Exactly as given, write out the lines from the one containing "Type out the text in this image." through the end of the listing, with both ends included and nothing else.

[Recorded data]
>>>>>

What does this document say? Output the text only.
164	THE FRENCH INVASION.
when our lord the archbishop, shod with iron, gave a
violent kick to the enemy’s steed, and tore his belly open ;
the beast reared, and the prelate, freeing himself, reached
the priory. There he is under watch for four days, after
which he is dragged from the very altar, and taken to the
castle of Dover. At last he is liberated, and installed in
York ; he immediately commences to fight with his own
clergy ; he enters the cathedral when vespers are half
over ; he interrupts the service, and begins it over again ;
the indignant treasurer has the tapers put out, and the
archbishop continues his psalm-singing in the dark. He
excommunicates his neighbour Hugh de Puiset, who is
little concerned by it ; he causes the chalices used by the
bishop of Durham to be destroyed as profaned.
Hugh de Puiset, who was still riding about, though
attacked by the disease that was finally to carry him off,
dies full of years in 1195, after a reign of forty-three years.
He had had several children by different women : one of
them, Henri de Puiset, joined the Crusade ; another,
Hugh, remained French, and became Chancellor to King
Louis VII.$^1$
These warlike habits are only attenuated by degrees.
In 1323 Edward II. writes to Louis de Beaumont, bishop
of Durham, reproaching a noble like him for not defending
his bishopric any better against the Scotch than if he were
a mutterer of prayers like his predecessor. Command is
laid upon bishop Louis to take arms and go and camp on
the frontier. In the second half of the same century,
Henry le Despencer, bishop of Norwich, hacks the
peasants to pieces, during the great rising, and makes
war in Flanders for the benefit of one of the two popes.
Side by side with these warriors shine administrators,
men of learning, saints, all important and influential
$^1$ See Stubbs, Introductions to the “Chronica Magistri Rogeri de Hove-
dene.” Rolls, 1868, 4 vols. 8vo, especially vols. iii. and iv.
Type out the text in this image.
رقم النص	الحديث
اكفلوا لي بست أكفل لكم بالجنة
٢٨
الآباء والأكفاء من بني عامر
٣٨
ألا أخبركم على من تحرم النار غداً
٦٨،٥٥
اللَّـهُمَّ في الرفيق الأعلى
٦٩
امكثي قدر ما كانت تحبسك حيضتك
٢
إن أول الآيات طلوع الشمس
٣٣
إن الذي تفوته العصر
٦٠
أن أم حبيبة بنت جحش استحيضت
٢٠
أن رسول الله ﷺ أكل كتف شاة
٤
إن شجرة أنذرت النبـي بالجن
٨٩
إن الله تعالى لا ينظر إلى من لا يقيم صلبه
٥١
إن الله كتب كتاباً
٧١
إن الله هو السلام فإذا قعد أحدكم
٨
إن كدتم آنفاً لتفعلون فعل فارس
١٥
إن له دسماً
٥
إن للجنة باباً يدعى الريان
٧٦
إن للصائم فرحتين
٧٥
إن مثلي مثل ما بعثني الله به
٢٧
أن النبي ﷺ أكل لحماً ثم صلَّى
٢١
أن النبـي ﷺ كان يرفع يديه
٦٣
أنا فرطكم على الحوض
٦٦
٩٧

<<<<<

Finished task>
Type out the text in this image.
رقم النص	الحديث
اكفلوا لي بست أكفل لكم بالجنة
٢٨
الآباء والأكفاء من بني عامر
٣٨
ألا أخبركم على من تحرم النار غداً
٦٨،٥٥
اللَّـهُمَّ في الرفيق الأعلى
٦٩
امكثي قدر ما كانت تحبسك حيضتك
٢
إن أول الآيات طلوع الشمس
٣٣
إن الذي تفوته العصر
٦٠
أن أم حبيبة بنت جحش استحيضت
٢٠
أن رسول الله ﷺ أكل كتف شاة
٤
إن شجرة أنذرت النبـي بالجن
٨٩
إن الله تعالى لا ينظر إلى من لا يقيم صلبه
٥١
إن الله كتب كتاباً
٧١
إن الله هو السلام فإذا قعد أحدكم
٨
إن كدتم آنفاً لتفعلون فعل فارس
١٥
إن له دسماً
٥
إن للجنة باباً يدعى الريان
٧٦
إن للصائم فرحتين
٧٥
إن مثلي مثل ما بعثني الله به
٢٧
أن النبي ﷺ أكل لحماً ثم صلَّى
٢١
أن النبـي ﷺ كان يرفع يديه
٦٣
أنا فرطكم على الحوض
٦٦
٩٧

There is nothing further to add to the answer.